— Start of PROVIDED ENTRIES —

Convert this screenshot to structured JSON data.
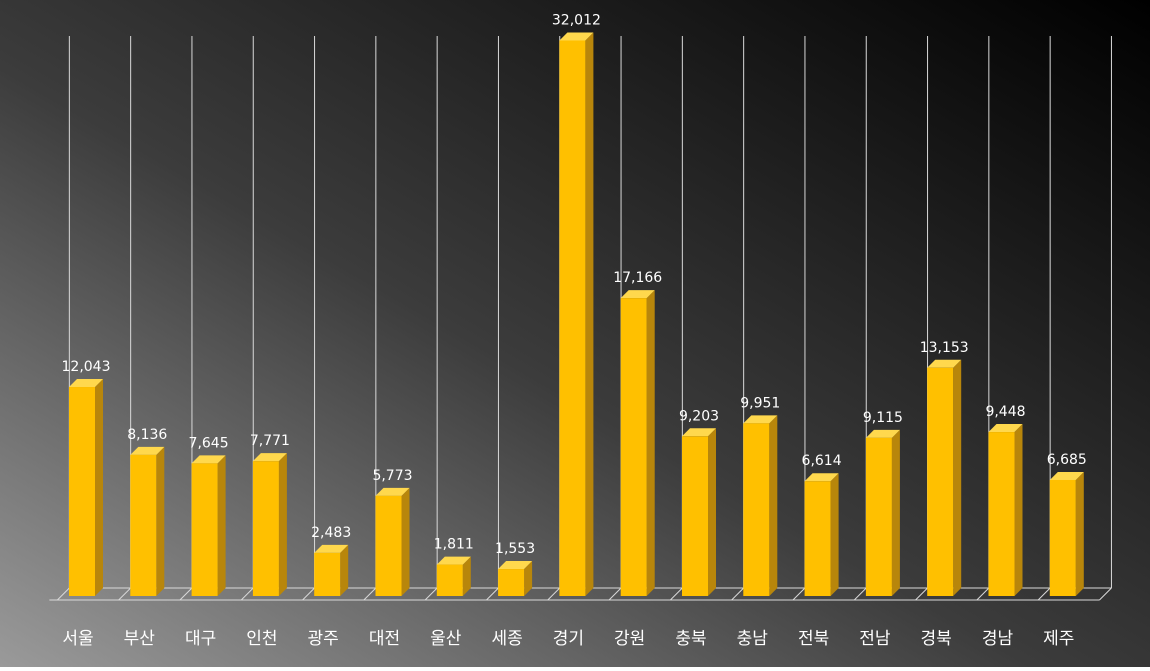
{
  "chart_data": {
    "type": "bar",
    "style": "3d-column",
    "categories": [
      "서울",
      "부산",
      "대구",
      "인천",
      "광주",
      "대전",
      "울산",
      "세종",
      "경기",
      "강원",
      "충북",
      "충남",
      "전북",
      "전남",
      "경북",
      "경남",
      "제주"
    ],
    "values": [
      12043,
      8136,
      7645,
      7771,
      2483,
      5773,
      1811,
      1553,
      32012,
      17166,
      9203,
      9951,
      6614,
      9115,
      13153,
      9448,
      6685
    ],
    "value_labels": [
      "12,043",
      "8,136",
      "7,645",
      "7,771",
      "2,483",
      "5,773",
      "1,811",
      "1,553",
      "32,012",
      "17,166",
      "9,203",
      "9,951",
      "6,614",
      "9,115",
      "13,153",
      "9,448",
      "6,685"
    ],
    "ylim": [
      0,
      34000
    ],
    "grid": "vertical-lines",
    "legend": "none",
    "colors": {
      "bar_front": "#FFC000",
      "bar_side": "#B8860B",
      "bar_top": "#FFD84D",
      "label_text": "#FFFFFF",
      "grid": "#D9D9D9",
      "bg_light": "#8C8C8C",
      "bg_dark": "#000000"
    }
  }
}
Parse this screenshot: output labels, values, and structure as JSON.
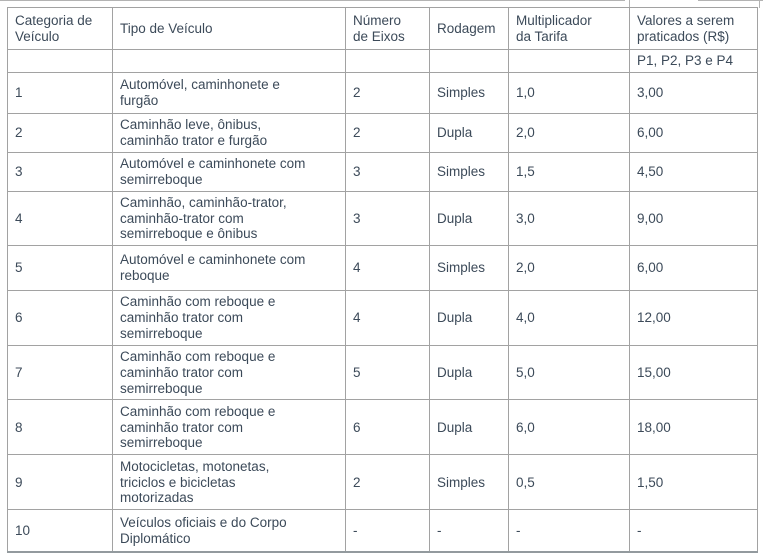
{
  "colors": {
    "text": "#3c4a59",
    "border": "#a2a2a2",
    "bottom_border": "#939a9e",
    "background": "#ffffff"
  },
  "table": {
    "columns": [
      {
        "key": "categoria",
        "label": "Categoria de\nVeículo"
      },
      {
        "key": "tipo",
        "label": "Tipo de Veículo"
      },
      {
        "key": "eixos",
        "label": "Número\nde Eixos"
      },
      {
        "key": "rodagem",
        "label": "Rodagem"
      },
      {
        "key": "multiplicador",
        "label": "Multiplicador\nda Tarifa"
      },
      {
        "key": "valores",
        "label": "Valores a serem\npraticados (R$)"
      }
    ],
    "subheader_label": "P1, P2, P3 e P4",
    "rows": [
      [
        "1",
        "Automóvel, caminhonete e\nfurgão",
        "2",
        "Simples",
        "1,0",
        "3,00"
      ],
      [
        "2",
        "Caminhão leve, ônibus,\ncaminhão trator e furgão",
        "2",
        "Dupla",
        "2,0",
        "6,00"
      ],
      [
        "3",
        "Automóvel e caminhonete com\nsemirreboque",
        "3",
        "Simples",
        "1,5",
        "4,50"
      ],
      [
        "4",
        "Caminhão, caminhão-trator,\ncaminhão-trator com\nsemirreboque e ônibus",
        "3",
        "Dupla",
        "3,0",
        "9,00"
      ],
      [
        "5",
        "Automóvel e caminhonete com\nreboque",
        "4",
        "Simples",
        "2,0",
        "6,00"
      ],
      [
        "6",
        "Caminhão com reboque e\ncaminhão trator com\nsemirreboque",
        "4",
        "Dupla",
        "4,0",
        "12,00"
      ],
      [
        "7",
        "Caminhão com reboque e\ncaminhão trator com\nsemirreboque",
        "5",
        "Dupla",
        "5,0",
        "15,00"
      ],
      [
        "8",
        "Caminhão com reboque e\ncaminhão trator com\nsemirreboque",
        "6",
        "Dupla",
        "6,0",
        "18,00"
      ],
      [
        "9",
        "Motocicletas, motonetas,\ntriciclos e bicicletas\nmotorizadas",
        "2",
        "Simples",
        "0,5",
        "1,50"
      ],
      [
        "10",
        "Veículos oficiais e do Corpo\nDiplomático",
        "-",
        "-",
        "-",
        "-"
      ]
    ]
  }
}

— End of PROVIDED ENTRIES —

Give the number of lines in the listing above that contain "caminhonete", and nothing else.

3